Records from a collection:
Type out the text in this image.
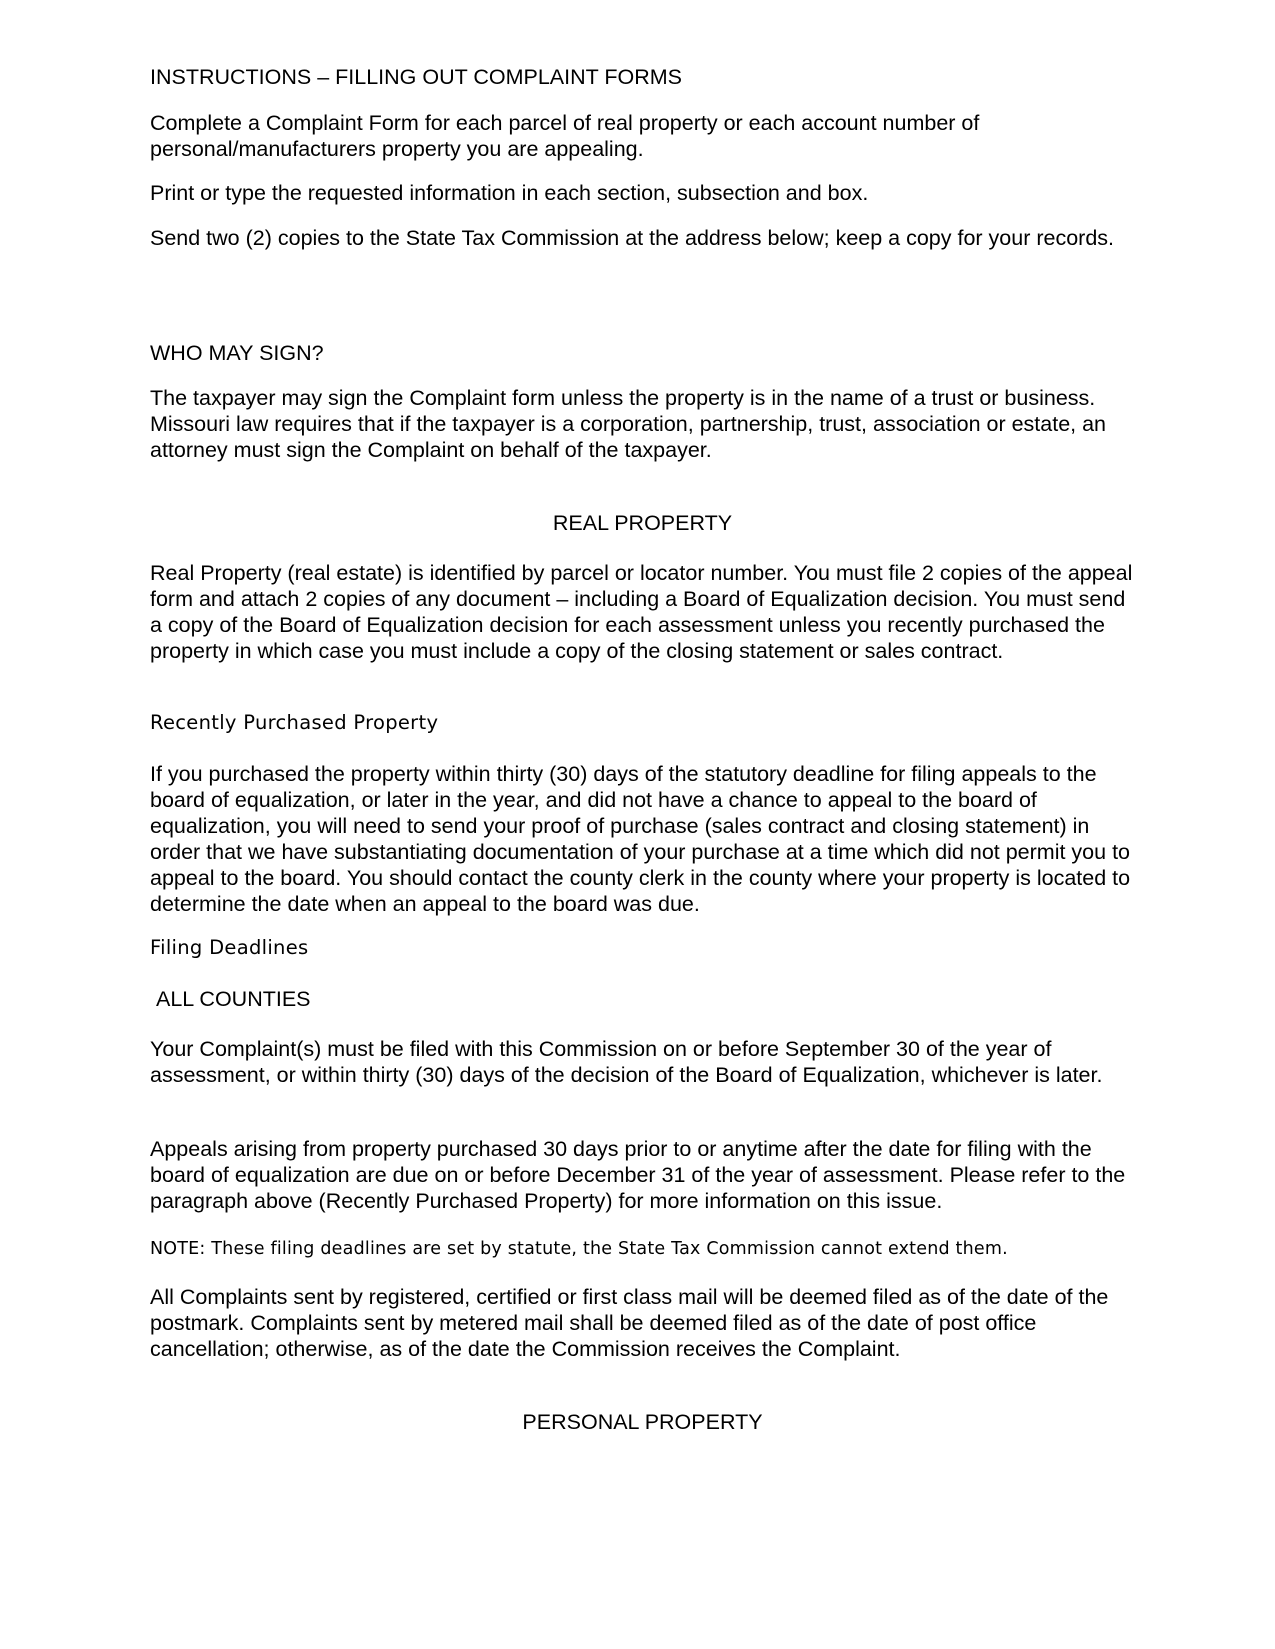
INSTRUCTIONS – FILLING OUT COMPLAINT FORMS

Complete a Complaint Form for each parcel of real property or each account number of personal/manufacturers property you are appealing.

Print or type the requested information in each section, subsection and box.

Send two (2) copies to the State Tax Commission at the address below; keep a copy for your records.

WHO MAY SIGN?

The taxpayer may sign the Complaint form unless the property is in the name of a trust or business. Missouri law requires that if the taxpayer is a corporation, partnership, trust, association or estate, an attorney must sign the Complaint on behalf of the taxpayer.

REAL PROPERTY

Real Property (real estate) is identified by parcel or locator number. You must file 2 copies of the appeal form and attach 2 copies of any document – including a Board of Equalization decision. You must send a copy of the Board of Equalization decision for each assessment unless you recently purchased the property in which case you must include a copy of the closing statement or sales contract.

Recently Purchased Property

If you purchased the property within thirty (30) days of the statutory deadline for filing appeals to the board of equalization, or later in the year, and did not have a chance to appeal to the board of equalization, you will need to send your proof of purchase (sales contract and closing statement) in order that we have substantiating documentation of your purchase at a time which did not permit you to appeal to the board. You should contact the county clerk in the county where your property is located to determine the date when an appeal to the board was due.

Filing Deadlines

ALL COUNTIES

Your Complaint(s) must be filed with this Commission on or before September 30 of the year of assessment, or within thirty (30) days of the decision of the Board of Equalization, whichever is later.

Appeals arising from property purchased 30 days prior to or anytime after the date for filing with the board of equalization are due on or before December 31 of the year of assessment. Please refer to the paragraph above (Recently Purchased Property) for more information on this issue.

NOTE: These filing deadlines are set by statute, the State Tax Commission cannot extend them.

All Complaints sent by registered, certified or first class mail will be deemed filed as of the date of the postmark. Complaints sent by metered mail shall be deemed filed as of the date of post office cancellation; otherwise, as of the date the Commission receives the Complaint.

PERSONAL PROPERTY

* TO DO
Report how many lines in the listing include the word "information". Give nothing but the count.

* COMPLETE OUTPUT
2